## [The problem]
Look through the records that follow. Copy every line containing the word "tisku".

## [Excerpted records]
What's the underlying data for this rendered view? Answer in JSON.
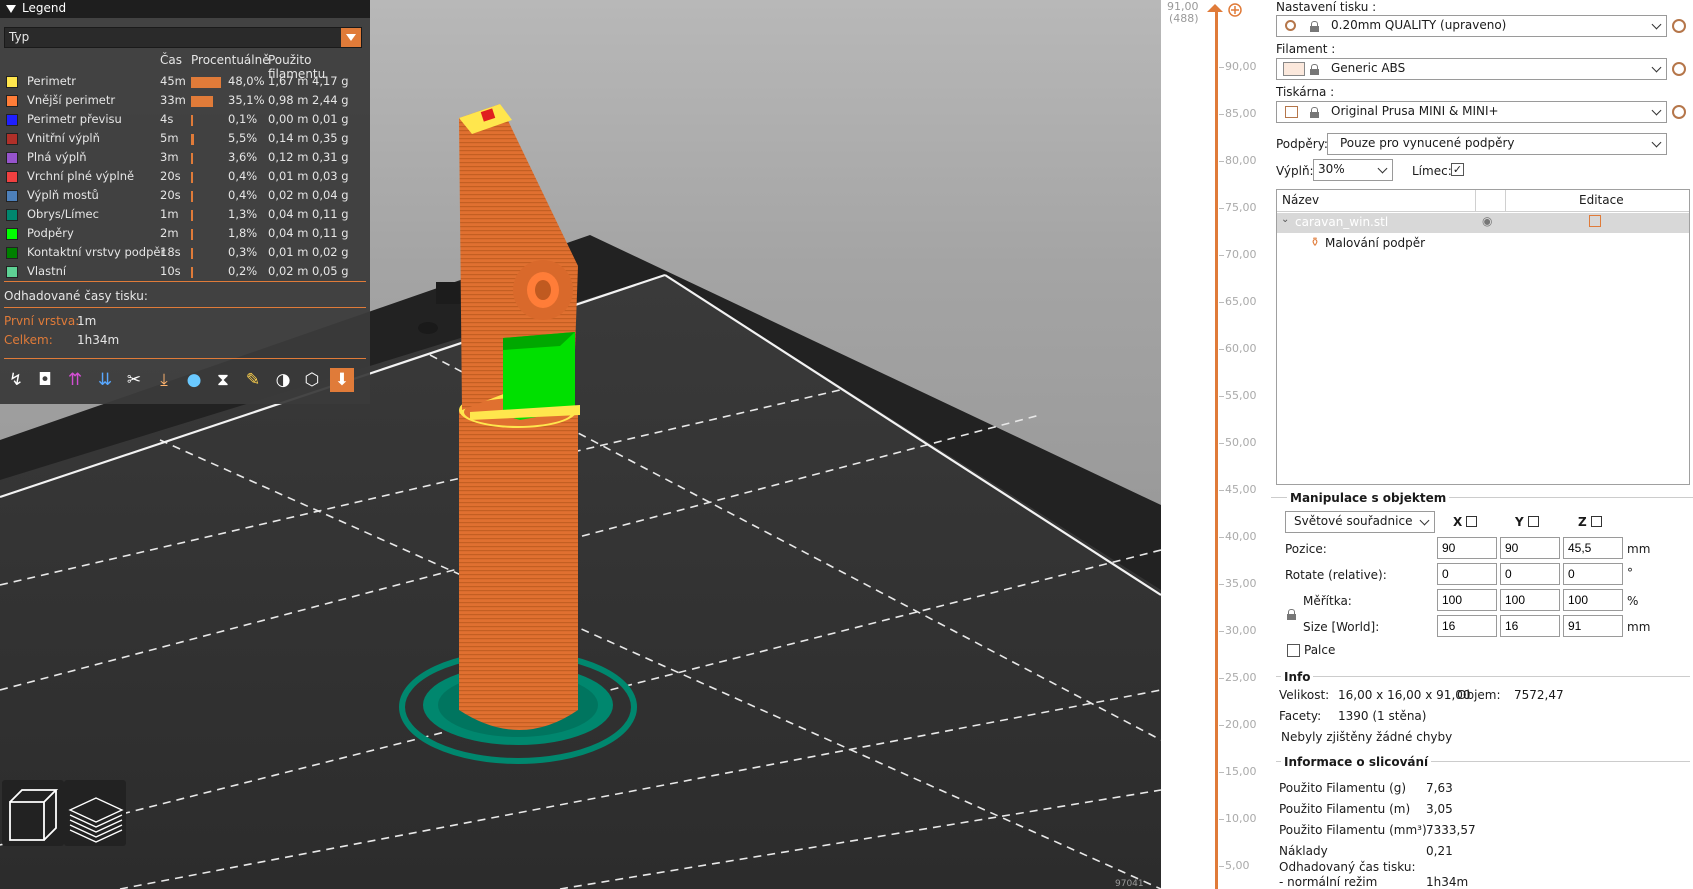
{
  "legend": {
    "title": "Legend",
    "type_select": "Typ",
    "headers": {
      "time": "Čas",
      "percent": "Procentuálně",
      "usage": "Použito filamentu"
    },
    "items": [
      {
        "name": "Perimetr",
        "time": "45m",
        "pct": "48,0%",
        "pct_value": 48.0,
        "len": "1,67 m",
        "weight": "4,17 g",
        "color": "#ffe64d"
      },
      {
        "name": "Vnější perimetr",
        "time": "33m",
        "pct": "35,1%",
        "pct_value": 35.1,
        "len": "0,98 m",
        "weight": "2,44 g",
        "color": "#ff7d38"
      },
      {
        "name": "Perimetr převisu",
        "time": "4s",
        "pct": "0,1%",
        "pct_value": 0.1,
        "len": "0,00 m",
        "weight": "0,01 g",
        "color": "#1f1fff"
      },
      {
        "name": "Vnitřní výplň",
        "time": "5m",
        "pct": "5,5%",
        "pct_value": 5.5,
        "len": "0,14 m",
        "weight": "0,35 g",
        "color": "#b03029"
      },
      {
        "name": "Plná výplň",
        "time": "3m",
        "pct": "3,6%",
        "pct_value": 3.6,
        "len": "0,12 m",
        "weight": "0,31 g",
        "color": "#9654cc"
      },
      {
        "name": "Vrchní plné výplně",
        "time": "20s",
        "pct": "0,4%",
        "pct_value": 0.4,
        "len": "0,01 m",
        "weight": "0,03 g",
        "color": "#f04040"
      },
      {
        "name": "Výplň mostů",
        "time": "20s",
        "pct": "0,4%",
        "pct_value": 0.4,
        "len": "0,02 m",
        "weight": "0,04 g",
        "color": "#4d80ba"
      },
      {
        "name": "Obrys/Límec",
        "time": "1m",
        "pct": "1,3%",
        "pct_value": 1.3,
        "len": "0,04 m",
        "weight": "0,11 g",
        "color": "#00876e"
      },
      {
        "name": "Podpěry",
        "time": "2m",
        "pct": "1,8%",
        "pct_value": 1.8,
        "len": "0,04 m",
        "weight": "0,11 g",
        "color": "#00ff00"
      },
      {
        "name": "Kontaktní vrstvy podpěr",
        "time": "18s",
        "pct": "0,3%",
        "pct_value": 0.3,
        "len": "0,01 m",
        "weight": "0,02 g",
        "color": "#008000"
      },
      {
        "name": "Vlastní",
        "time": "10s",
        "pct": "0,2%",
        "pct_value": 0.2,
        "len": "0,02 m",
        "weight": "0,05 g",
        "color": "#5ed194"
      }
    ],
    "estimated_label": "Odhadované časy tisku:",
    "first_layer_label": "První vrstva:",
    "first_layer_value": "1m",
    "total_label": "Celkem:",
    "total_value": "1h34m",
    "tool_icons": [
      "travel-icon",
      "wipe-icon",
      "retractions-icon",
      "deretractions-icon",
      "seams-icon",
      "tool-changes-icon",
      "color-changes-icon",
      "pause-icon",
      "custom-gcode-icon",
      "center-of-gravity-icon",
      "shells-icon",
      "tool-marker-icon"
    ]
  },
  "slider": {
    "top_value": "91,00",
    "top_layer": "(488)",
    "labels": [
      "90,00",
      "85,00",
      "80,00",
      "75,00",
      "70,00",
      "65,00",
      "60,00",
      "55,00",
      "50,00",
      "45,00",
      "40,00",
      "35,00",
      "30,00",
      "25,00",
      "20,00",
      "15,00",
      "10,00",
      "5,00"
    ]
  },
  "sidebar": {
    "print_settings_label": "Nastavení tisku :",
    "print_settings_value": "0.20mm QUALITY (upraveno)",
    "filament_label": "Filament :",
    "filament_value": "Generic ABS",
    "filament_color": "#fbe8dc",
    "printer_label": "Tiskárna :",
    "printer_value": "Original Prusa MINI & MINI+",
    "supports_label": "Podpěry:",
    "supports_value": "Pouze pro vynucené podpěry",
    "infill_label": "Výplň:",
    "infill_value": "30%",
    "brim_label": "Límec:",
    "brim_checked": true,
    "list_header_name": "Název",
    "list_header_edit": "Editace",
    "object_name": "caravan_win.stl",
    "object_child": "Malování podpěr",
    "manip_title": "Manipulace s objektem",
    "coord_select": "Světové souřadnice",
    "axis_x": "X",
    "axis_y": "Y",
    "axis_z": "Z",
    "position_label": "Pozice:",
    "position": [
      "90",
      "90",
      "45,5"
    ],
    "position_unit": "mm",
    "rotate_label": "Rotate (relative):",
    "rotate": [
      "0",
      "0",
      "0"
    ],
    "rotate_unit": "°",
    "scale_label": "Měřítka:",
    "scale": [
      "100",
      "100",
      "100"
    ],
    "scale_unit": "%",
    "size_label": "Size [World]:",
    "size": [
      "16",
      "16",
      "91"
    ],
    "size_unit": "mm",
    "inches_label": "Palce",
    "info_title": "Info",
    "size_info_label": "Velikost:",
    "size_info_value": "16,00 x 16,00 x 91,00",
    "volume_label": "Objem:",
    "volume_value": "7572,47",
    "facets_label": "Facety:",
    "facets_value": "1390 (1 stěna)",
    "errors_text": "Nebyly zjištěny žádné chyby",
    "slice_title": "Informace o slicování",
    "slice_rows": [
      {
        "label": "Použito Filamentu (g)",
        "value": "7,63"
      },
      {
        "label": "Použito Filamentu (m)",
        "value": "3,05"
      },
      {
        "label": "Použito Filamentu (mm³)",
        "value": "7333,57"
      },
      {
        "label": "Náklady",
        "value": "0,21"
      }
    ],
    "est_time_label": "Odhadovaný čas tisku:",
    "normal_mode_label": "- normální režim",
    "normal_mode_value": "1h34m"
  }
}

## [Response to this exercise]
    "estimated_label": "Odhadované časy tisku:",
    "print_settings_label": "Nastavení tisku :",
    "est_time_label": "Odhadovaný čas tisku:",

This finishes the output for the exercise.